TASK GOAL:
Gather all lines in the data that hold the string "leges".
** start EXTRACTED INFORMATION **
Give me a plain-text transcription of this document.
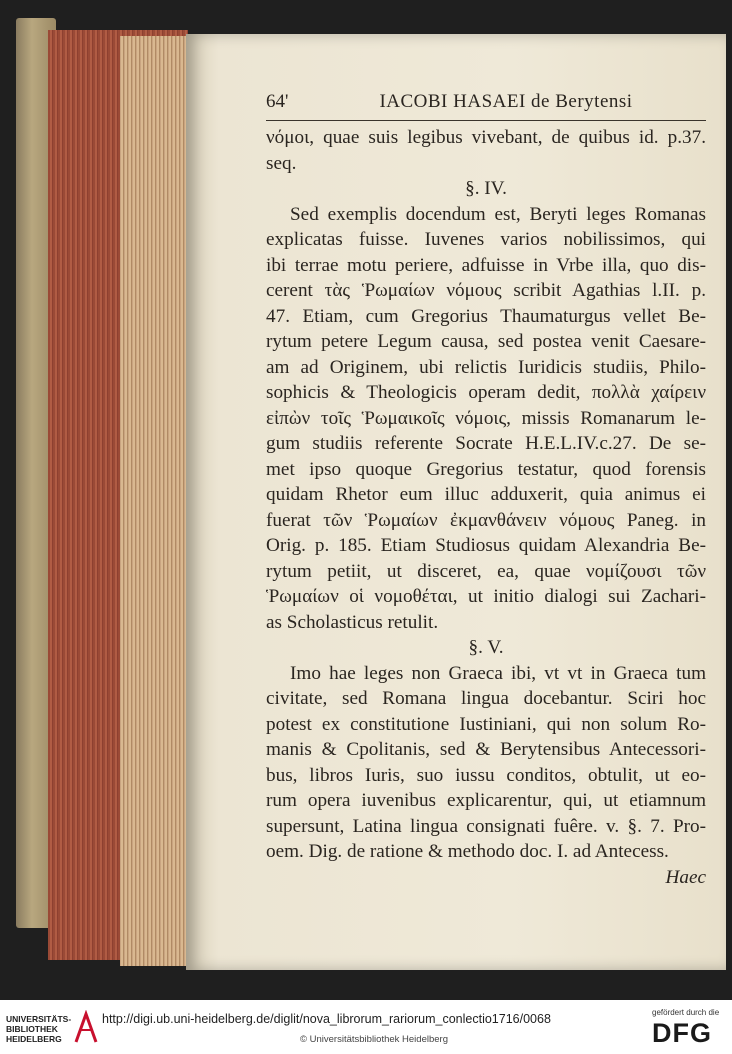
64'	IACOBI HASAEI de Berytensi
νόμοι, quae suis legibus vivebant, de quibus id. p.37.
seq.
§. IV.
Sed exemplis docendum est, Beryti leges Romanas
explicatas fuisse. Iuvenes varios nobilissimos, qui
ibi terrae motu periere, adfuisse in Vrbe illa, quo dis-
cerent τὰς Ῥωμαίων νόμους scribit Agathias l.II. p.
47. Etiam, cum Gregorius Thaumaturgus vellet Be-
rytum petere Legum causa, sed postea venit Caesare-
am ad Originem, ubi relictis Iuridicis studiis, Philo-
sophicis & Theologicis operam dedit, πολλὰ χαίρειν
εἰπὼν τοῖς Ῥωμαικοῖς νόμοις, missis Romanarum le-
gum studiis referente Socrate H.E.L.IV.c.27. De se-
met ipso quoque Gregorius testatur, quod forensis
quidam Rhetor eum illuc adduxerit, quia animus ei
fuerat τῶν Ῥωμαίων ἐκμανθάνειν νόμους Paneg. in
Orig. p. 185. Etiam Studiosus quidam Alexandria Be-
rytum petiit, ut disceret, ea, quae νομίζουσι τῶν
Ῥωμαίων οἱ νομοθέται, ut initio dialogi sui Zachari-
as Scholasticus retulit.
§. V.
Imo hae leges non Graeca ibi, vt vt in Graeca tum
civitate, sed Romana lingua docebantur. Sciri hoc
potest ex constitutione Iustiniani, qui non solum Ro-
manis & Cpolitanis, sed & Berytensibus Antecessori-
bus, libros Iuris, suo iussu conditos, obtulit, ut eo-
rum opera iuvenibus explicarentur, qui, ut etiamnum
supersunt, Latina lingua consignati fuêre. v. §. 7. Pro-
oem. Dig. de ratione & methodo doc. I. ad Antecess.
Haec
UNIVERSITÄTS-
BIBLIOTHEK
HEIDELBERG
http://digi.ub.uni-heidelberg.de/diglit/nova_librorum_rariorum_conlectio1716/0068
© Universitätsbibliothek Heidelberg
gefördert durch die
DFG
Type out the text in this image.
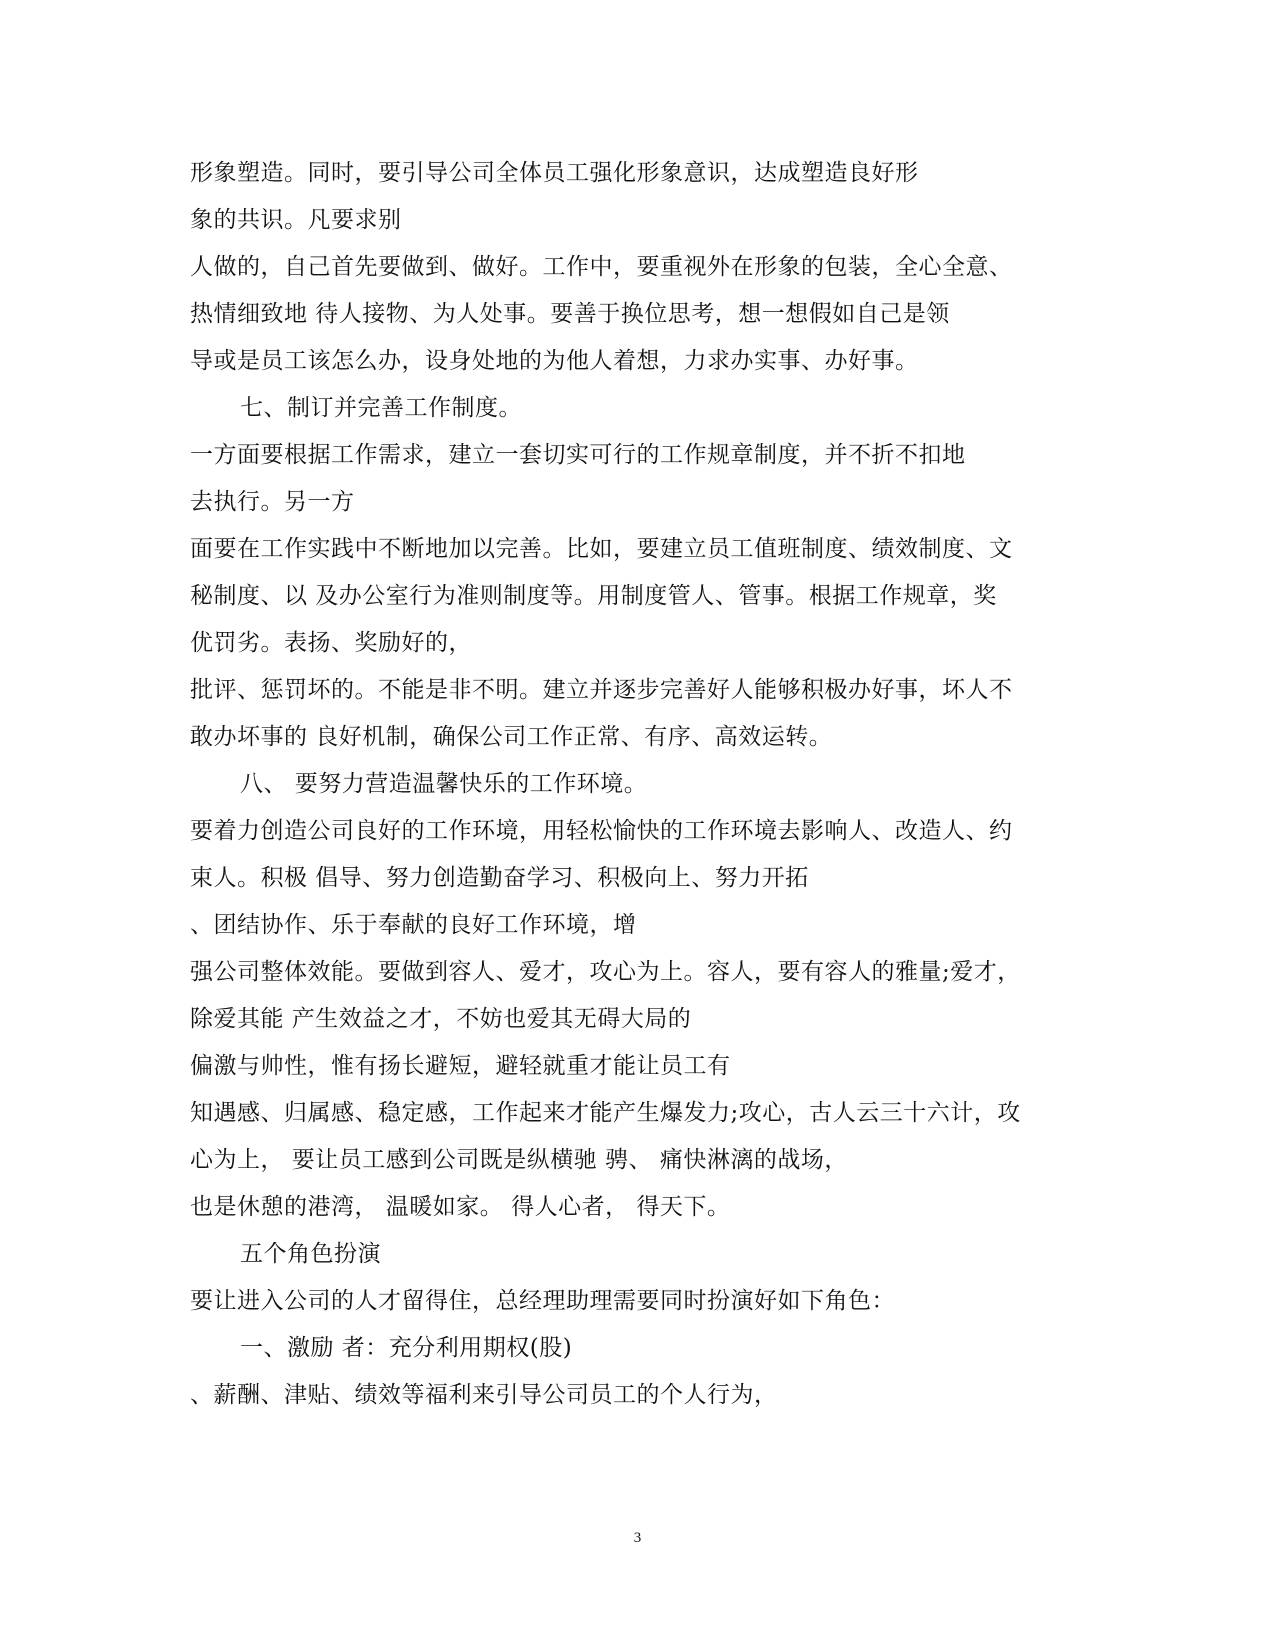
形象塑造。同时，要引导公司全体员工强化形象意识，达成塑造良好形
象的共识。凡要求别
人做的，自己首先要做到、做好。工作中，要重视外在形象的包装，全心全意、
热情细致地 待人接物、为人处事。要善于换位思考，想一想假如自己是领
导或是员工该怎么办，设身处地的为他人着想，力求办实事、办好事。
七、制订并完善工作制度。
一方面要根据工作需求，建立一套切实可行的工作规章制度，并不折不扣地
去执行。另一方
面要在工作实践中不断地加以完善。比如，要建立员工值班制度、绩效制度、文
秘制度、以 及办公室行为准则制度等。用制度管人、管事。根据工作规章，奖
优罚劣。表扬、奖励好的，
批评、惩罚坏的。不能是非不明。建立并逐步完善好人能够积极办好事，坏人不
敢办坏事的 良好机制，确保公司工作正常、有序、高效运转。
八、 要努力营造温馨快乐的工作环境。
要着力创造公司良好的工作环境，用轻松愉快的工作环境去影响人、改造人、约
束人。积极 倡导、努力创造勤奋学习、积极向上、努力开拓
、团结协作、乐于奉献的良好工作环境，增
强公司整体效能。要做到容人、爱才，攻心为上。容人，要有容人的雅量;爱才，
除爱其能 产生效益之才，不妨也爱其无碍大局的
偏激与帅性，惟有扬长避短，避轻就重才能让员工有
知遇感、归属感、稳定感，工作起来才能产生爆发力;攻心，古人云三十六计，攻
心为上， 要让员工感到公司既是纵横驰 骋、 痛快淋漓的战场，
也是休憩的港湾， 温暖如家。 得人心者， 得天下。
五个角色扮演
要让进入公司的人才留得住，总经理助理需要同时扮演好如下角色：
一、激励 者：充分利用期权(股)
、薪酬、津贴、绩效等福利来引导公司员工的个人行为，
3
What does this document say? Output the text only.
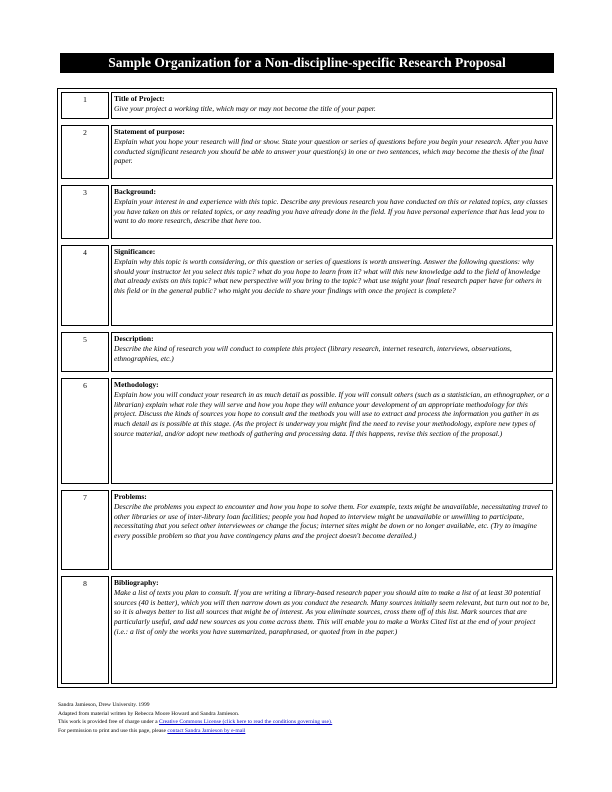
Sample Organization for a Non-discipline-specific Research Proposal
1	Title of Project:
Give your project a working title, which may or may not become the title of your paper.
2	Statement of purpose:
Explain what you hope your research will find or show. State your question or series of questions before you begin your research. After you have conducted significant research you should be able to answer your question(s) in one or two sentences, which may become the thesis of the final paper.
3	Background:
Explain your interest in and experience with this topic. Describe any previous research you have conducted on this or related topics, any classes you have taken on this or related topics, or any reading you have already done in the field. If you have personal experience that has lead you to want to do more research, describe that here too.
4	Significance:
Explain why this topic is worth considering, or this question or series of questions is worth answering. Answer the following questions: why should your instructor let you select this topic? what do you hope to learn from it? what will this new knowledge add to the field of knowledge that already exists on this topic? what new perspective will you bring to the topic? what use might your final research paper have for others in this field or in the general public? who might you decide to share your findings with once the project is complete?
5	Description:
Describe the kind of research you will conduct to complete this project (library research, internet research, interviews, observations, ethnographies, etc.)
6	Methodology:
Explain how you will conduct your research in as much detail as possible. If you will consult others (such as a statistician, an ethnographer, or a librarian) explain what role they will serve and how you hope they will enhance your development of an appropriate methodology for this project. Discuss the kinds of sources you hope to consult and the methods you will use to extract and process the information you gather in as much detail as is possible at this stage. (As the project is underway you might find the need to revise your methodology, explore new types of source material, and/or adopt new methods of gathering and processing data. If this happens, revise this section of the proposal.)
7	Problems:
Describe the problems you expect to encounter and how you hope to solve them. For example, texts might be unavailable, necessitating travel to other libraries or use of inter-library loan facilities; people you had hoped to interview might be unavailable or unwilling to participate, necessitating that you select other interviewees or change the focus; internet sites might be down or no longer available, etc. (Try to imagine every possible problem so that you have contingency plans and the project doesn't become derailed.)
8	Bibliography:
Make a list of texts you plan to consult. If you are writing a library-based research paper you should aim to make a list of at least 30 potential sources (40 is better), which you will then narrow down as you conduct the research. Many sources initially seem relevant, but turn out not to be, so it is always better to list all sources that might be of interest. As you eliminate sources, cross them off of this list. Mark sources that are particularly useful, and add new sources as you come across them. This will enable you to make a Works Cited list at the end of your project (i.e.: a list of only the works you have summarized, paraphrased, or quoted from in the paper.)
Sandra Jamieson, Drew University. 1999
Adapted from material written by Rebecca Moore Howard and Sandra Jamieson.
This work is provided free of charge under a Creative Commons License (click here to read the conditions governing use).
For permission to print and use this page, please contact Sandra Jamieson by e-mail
** end EXTRACTED INFORMATION **
EXPECTED OUTPUT:
Sed exemplis docendum est, Beryti leges Romanas
Imo hae leges non Graeca ibi, vt vt in Graeca tum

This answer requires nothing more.